» What to do:
Answer with nothing but a number: how many lines include the word "migration"?

Dataset items:
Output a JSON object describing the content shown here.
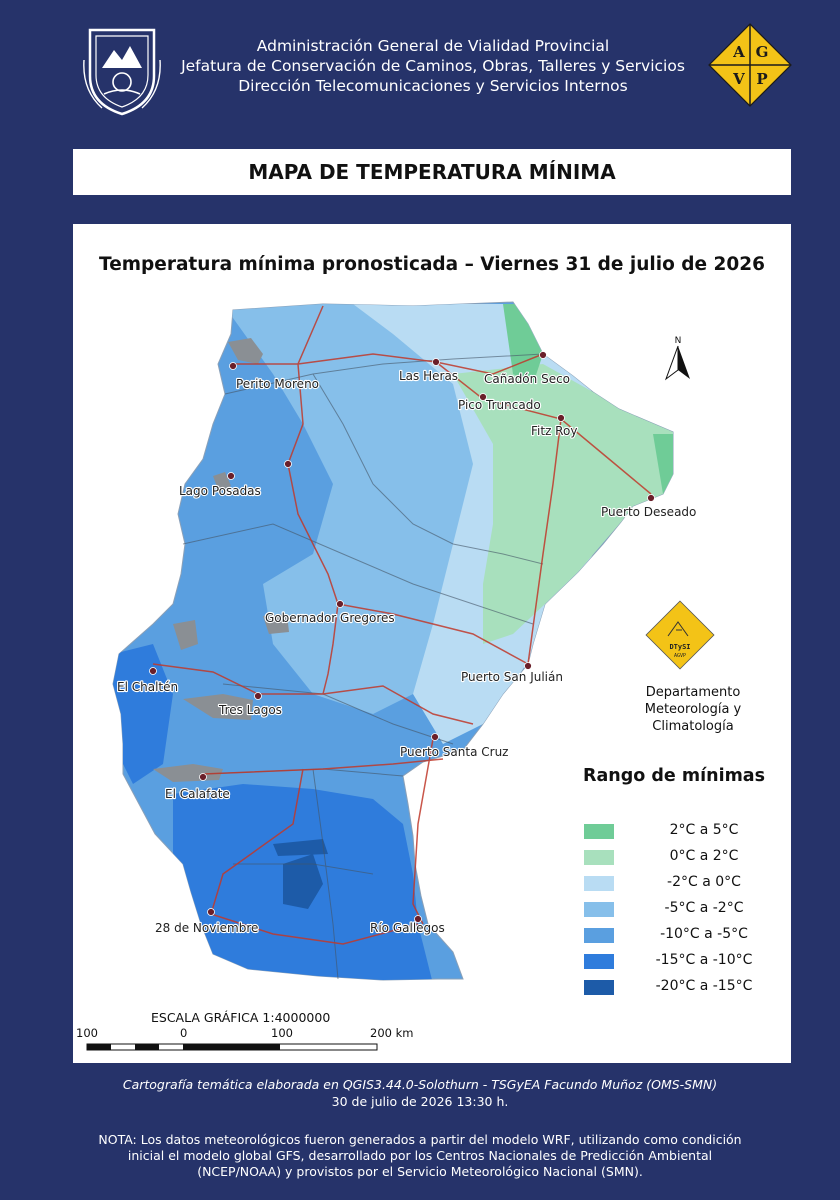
{
  "header": {
    "line1": "Administración General de Vialidad Provincial",
    "line2": "Jefatura de Conservación de Caminos, Obras, Talleres y Servicios",
    "line3": "Dirección Telecomunicaciones y Servicios Internos",
    "logo_letters": [
      "A",
      "G",
      "V",
      "P"
    ],
    "logo_color": "#f3c317"
  },
  "title": "MAPA DE TEMPERATURA MÍNIMA",
  "map": {
    "subtitle": "Temperatura mínima pronosticada – Viernes 31 de julio de 2026",
    "north_label": "N",
    "cities": [
      {
        "name": "Perito Moreno"
      },
      {
        "name": "Las Heras"
      },
      {
        "name": "Cañadón Seco"
      },
      {
        "name": "Pico Truncado"
      },
      {
        "name": "Fitz Roy"
      },
      {
        "name": "Lago Posadas"
      },
      {
        "name": "Puerto Deseado"
      },
      {
        "name": "Gobernador Gregores"
      },
      {
        "name": "El Chaltén"
      },
      {
        "name": "Puerto San Julián"
      },
      {
        "name": "Tres Lagos"
      },
      {
        "name": "Puerto Santa Cruz"
      },
      {
        "name": "El Calafate"
      },
      {
        "name": "28 de Noviembre"
      },
      {
        "name": "Río Gallegos"
      }
    ]
  },
  "department": {
    "line1": "Departamento",
    "line2": "Meteorología y Climatología",
    "logo_text": "DTySI",
    "logo_subtext": "AGVP"
  },
  "legend": {
    "title": "Rango  de mínimas",
    "items": [
      {
        "label": "2°C a 5°C",
        "color": "#6fcc97"
      },
      {
        "label": "0°C a 2°C",
        "color": "#a8e0bd"
      },
      {
        "label": "-2°C a 0°C",
        "color": "#b9dcf3"
      },
      {
        "label": "-5°C a -2°C",
        "color": "#86bfea"
      },
      {
        "label": "-10°C a -5°C",
        "color": "#5a9fe0"
      },
      {
        "label": "-15°C a -10°C",
        "color": "#2f7cdc"
      },
      {
        "label": "-20°C a -15°C",
        "color": "#1d5ba8"
      }
    ]
  },
  "scale": {
    "title": "ESCALA GRÁFICA 1:4000000",
    "labels": [
      "100",
      "0",
      "100",
      "200 km"
    ]
  },
  "footer": {
    "line1": "Cartografía temática elaborada en QGIS3.44.0-Solothurn - TSGyEA Facundo Muñoz (OMS-SMN)",
    "line2": "30 de julio de 2026 13:30 h.",
    "note": "NOTA: Los datos meteorológicos fueron generados a partir del modelo WRF, utilizando como condición inicial el modelo global GFS, desarrollado por los Centros Nacionales de Predicción Ambiental (NCEP/NOAA) y provistos por el Servicio Meteorológico Nacional (SMN)."
  }
}
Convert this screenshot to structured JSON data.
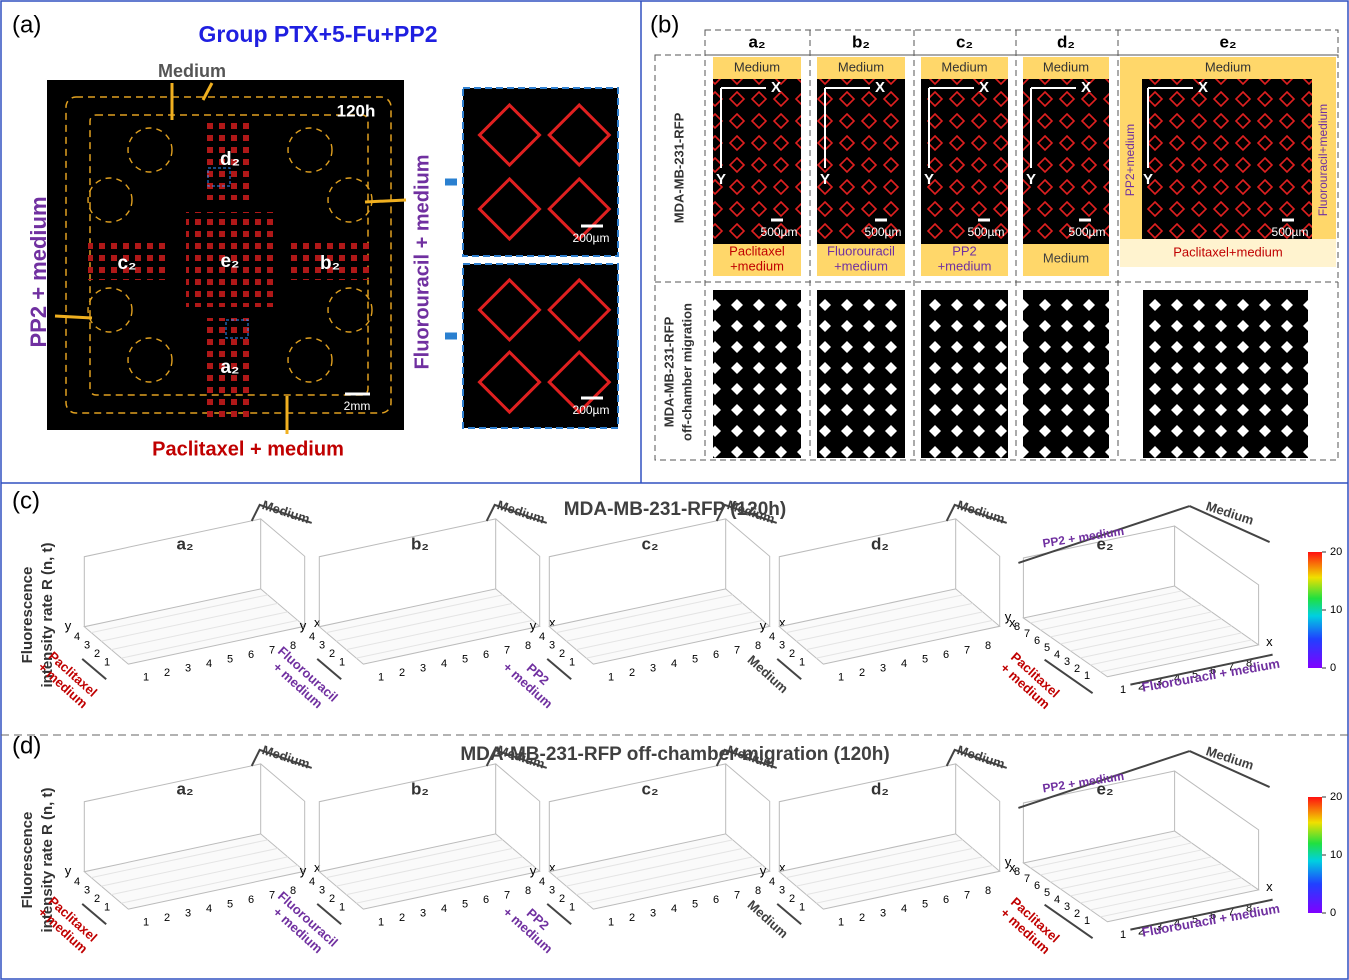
{
  "panel_a": {
    "label": "(a)",
    "title": "Group PTX+5-Fu+PP2",
    "top_label": "Medium",
    "time": "120h",
    "left_label": "PP2 + medium",
    "right_label": "Fluorouracil + medium",
    "bottom_label": "Paclitaxel + medium",
    "chambers": [
      "d₂",
      "e₂",
      "c₂",
      "b₂",
      "a₂"
    ],
    "scale_bar": "2mm",
    "zoom_scales": [
      "200µm",
      "200µm"
    ]
  },
  "panel_b": {
    "label": "(b)",
    "row_labels": [
      [
        "MDA-MB-231-RFP"
      ],
      [
        "MDA-MB-231-RFP",
        "off-chamber migration"
      ]
    ],
    "axis_x": "X",
    "axis_y": "Y",
    "scale_bar": "500µm",
    "columns": [
      {
        "name": "a₂",
        "top": "Medium",
        "bottom": {
          "text": [
            "Paclitaxel",
            "+medium"
          ],
          "color": "#c00000"
        }
      },
      {
        "name": "b₂",
        "top": "Medium",
        "bottom": {
          "text": [
            "Fluorouracil",
            "+medium"
          ],
          "color": "#7030a0"
        }
      },
      {
        "name": "c₂",
        "top": "Medium",
        "bottom": {
          "text": [
            "PP2",
            "+medium"
          ],
          "color": "#7030a0"
        }
      },
      {
        "name": "d₂",
        "top": "Medium",
        "bottom": {
          "text": [
            "Medium"
          ],
          "color": "#404040"
        }
      },
      {
        "name": "e₂",
        "top": "Medium",
        "bottom": {
          "text": [
            "Paclitaxel+medium"
          ],
          "color": "#c00000"
        },
        "left": {
          "text": "PP2+medium",
          "color": "#7030a0"
        },
        "right": {
          "text": "Fluorouracil+medium",
          "color": "#7030a0"
        }
      }
    ]
  },
  "panel_c": {
    "label": "(c)",
    "title": "MDA-MB-231-RFP (120h)",
    "y_label": [
      "Fluorescence",
      "intensity  rate R (n, t)"
    ],
    "axis_x": "x",
    "axis_y": "y",
    "plots": [
      {
        "name": "a₂",
        "back": {
          "text": "Medium",
          "color": "#404040"
        },
        "front": {
          "text": [
            "Paclitaxel",
            "+ medium"
          ],
          "color": "#c00000"
        },
        "x_ticks": [
          1,
          2,
          3,
          4,
          5,
          6,
          7,
          8
        ],
        "y_ticks": [
          1,
          2,
          3,
          4
        ]
      },
      {
        "name": "b₂",
        "back": {
          "text": "Medium",
          "color": "#404040"
        },
        "front": {
          "text": [
            "Fluorouracil",
            "+ medium"
          ],
          "color": "#7030a0"
        },
        "x_ticks": [
          1,
          2,
          3,
          4,
          5,
          6,
          7,
          8
        ],
        "y_ticks": [
          1,
          2,
          3,
          4
        ]
      },
      {
        "name": "c₂",
        "back": {
          "text": "Medium",
          "color": "#404040"
        },
        "front": {
          "text": [
            "PP2",
            "+ medium"
          ],
          "color": "#7030a0"
        },
        "x_ticks": [
          1,
          2,
          3,
          4,
          5,
          6,
          7,
          8
        ],
        "y_ticks": [
          1,
          2,
          3,
          4
        ]
      },
      {
        "name": "d₂",
        "back": {
          "text": "Medium",
          "color": "#404040"
        },
        "front": {
          "text": [
            "Medium"
          ],
          "color": "#404040"
        },
        "x_ticks": [
          1,
          2,
          3,
          4,
          5,
          6,
          7,
          8
        ],
        "y_ticks": [
          1,
          2,
          3,
          4
        ]
      },
      {
        "name": "e₂",
        "back_left": {
          "text": "PP2 + medium",
          "color": "#7030a0"
        },
        "back_right": {
          "text": "Medium",
          "color": "#404040"
        },
        "front": {
          "text": [
            "Paclitaxel",
            "+ medium"
          ],
          "color": "#c00000"
        },
        "front_right": {
          "text": "Fluorouracil + medium",
          "color": "#7030a0"
        },
        "x_ticks": [
          1,
          2,
          3,
          4,
          5,
          6,
          7,
          8
        ],
        "y_ticks": [
          1,
          2,
          3,
          4,
          5,
          6,
          7,
          8
        ]
      }
    ],
    "colorbar": {
      "clim": [
        0,
        20
      ],
      "ticks": [
        0,
        10,
        20
      ]
    }
  },
  "panel_d": {
    "label": "(d)",
    "title": "MDA-MB-231-RFP off-chamber migration (120h)",
    "y_label": [
      "Fluorescence",
      "intensity  rate R (n, t)"
    ],
    "axis_x": "x",
    "axis_y": "y",
    "plots": [
      {
        "name": "a₂",
        "back": {
          "text": "Medium",
          "color": "#404040"
        },
        "front": {
          "text": [
            "Paclitaxel",
            "+ medium"
          ],
          "color": "#c00000"
        },
        "x_ticks": [
          1,
          2,
          3,
          4,
          5,
          6,
          7,
          8
        ],
        "y_ticks": [
          1,
          2,
          3,
          4
        ]
      },
      {
        "name": "b₂",
        "back": {
          "text": "Medium",
          "color": "#404040"
        },
        "front": {
          "text": [
            "Fluorouracil",
            "+ medium"
          ],
          "color": "#7030a0"
        },
        "x_ticks": [
          1,
          2,
          3,
          4,
          5,
          6,
          7,
          8
        ],
        "y_ticks": [
          1,
          2,
          3,
          4
        ]
      },
      {
        "name": "c₂",
        "back": {
          "text": "Medium",
          "color": "#404040"
        },
        "front": {
          "text": [
            "PP2",
            "+ medium"
          ],
          "color": "#7030a0"
        },
        "x_ticks": [
          1,
          2,
          3,
          4,
          5,
          6,
          7,
          8
        ],
        "y_ticks": [
          1,
          2,
          3,
          4
        ]
      },
      {
        "name": "d₂",
        "back": {
          "text": "Medium",
          "color": "#404040"
        },
        "front": {
          "text": [
            "Medium"
          ],
          "color": "#404040"
        },
        "x_ticks": [
          1,
          2,
          3,
          4,
          5,
          6,
          7,
          8
        ],
        "y_ticks": [
          1,
          2,
          3,
          4
        ]
      },
      {
        "name": "e₂",
        "back_left": {
          "text": "PP2 + medium",
          "color": "#7030a0"
        },
        "back_right": {
          "text": "Medium",
          "color": "#404040"
        },
        "front": {
          "text": [
            "Paclitaxel",
            "+ medium"
          ],
          "color": "#c00000"
        },
        "front_right": {
          "text": "Fluorouracil + medium",
          "color": "#7030a0"
        },
        "x_ticks": [
          1,
          2,
          3,
          4,
          5,
          6,
          7,
          8
        ],
        "y_ticks": [
          1,
          2,
          3,
          4,
          5,
          6,
          7,
          8
        ]
      }
    ],
    "colorbar": {
      "clim": [
        0,
        20
      ],
      "ticks": [
        0,
        10,
        20
      ]
    }
  }
}
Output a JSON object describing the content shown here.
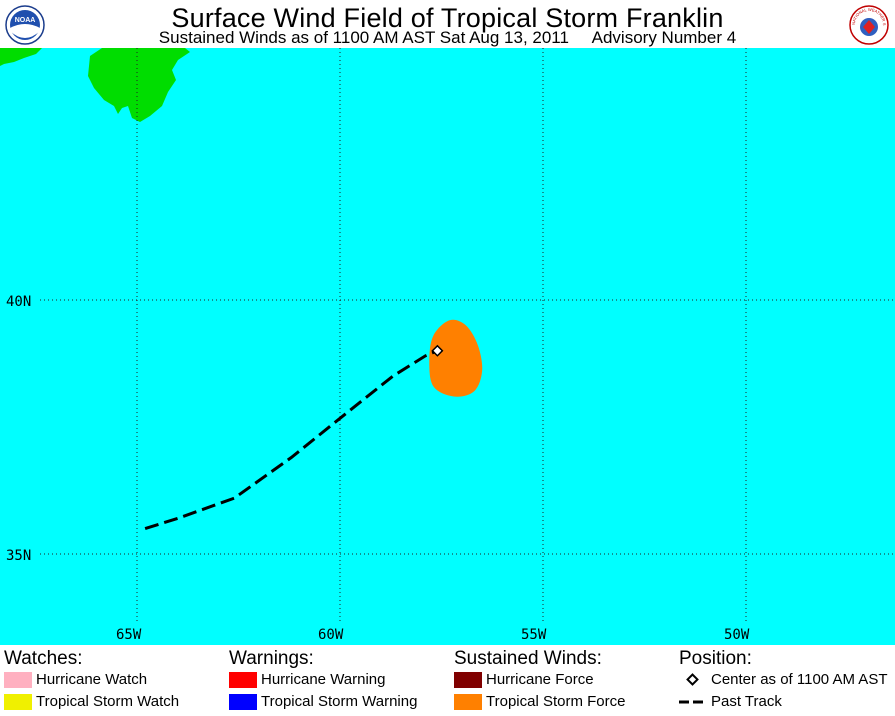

» Exercise response:
2